#### Short exercise
Return each line holding the string "type".

Figure dataset records
○ ○ ○ ○ ○ ○ ○

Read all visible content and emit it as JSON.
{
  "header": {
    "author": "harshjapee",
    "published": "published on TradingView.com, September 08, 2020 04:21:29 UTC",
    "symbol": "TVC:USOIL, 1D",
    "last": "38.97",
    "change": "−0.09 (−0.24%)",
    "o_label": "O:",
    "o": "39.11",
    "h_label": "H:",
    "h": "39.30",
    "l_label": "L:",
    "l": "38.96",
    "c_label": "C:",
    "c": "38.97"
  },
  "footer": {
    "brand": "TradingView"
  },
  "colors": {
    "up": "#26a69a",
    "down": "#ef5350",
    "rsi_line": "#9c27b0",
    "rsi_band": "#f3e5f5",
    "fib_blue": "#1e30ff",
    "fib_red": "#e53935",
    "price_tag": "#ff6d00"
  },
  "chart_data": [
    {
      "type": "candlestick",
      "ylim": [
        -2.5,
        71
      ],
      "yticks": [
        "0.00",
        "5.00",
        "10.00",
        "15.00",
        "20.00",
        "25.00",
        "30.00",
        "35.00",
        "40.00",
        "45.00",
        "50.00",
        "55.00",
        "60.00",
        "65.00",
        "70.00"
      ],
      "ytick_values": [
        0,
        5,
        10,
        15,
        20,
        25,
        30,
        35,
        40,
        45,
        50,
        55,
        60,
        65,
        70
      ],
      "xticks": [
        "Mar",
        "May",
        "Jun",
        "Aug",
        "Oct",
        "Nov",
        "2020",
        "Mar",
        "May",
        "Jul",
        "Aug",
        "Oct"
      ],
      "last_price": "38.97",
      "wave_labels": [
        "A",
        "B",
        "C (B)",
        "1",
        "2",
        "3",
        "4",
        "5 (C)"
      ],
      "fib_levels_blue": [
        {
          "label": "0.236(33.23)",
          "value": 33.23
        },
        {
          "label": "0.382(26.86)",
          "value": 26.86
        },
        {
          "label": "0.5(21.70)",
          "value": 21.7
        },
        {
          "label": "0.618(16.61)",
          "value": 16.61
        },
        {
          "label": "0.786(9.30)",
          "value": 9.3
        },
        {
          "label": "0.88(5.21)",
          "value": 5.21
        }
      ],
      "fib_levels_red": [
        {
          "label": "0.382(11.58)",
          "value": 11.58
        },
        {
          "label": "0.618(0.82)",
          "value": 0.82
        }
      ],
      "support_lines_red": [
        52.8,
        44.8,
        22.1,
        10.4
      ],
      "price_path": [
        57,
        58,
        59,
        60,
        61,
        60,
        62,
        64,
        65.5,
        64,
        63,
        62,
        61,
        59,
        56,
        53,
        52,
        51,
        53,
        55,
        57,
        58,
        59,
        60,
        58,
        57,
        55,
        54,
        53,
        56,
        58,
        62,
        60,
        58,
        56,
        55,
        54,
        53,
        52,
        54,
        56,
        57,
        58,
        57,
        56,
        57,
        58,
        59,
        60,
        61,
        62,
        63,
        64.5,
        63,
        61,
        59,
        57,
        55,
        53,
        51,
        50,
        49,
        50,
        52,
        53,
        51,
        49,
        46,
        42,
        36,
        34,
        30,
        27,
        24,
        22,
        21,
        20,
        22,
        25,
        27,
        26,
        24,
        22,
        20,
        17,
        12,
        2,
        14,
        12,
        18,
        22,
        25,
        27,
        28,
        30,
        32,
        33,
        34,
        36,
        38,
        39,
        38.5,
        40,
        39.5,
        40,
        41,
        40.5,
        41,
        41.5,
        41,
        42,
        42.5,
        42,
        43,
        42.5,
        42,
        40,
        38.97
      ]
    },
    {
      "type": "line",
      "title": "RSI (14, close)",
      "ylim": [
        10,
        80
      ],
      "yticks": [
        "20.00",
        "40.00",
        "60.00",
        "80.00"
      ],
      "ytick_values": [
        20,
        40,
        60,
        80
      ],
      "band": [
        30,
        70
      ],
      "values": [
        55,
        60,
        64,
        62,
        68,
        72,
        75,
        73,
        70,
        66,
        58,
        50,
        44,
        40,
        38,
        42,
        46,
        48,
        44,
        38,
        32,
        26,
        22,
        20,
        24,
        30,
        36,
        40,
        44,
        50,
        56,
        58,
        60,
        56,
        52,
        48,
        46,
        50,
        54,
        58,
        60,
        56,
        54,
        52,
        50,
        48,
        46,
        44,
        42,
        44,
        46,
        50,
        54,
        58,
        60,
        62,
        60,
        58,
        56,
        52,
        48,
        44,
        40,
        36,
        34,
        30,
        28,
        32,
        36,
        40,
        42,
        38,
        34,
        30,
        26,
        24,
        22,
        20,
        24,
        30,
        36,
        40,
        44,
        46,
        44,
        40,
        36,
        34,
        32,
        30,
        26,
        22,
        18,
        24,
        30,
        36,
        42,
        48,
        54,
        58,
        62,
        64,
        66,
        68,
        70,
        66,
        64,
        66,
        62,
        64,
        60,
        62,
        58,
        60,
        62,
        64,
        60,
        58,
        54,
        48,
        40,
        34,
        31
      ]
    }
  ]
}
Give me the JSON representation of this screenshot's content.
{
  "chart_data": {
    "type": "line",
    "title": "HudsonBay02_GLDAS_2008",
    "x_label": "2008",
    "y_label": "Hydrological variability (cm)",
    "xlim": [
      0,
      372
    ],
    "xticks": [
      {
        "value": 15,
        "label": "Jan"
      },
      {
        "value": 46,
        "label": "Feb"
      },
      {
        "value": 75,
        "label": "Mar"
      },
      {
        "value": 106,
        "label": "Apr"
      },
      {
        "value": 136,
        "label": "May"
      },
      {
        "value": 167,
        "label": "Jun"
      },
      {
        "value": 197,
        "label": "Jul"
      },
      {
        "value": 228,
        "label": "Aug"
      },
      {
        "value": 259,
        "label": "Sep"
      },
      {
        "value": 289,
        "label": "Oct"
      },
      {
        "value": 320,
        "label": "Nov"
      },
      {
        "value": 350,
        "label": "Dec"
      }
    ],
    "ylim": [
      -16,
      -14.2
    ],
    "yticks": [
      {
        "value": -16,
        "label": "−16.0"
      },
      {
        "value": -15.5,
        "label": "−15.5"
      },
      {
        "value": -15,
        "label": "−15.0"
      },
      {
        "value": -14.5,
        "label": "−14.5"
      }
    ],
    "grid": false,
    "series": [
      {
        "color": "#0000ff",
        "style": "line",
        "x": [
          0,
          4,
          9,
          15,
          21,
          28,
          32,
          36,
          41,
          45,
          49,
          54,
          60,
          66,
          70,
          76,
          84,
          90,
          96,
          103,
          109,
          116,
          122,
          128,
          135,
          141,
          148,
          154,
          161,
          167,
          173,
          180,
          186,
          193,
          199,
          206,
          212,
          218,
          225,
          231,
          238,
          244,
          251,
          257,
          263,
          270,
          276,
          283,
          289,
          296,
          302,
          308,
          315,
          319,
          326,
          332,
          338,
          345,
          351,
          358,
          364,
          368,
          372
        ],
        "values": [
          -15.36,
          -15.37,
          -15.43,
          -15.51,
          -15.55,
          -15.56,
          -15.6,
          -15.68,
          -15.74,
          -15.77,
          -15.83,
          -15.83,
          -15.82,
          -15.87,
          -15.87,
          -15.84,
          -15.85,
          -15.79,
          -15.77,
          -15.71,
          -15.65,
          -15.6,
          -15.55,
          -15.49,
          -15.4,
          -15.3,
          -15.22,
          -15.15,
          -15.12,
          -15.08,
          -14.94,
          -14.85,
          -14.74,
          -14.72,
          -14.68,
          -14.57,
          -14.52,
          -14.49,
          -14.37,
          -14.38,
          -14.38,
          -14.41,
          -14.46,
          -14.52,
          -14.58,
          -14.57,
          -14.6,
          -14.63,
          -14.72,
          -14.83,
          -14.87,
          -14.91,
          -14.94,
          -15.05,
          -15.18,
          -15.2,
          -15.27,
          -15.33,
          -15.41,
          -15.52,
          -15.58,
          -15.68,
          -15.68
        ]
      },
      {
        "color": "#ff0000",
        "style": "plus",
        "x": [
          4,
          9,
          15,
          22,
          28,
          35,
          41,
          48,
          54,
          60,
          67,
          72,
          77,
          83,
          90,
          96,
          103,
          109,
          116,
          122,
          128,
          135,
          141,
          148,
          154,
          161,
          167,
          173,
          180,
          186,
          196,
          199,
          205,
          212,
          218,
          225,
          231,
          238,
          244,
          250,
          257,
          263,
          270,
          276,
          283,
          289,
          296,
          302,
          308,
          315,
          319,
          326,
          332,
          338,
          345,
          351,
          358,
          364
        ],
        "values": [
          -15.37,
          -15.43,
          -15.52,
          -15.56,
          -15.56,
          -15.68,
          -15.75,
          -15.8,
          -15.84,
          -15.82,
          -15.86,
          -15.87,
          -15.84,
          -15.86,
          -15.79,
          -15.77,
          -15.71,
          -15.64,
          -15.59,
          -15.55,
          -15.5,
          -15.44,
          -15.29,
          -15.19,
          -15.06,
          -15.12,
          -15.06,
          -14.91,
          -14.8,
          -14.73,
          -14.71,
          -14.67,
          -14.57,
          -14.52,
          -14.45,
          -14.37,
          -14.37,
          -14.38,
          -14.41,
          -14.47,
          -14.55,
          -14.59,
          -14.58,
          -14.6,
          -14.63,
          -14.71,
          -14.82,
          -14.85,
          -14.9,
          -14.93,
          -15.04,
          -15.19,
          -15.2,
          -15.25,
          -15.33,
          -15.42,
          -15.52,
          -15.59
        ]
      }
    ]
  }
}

○ ○ ○ ○ ○ ○ ○

#### Solution to this exercise
      "type": "candlestick",
      "type": "line",
    "type": "line",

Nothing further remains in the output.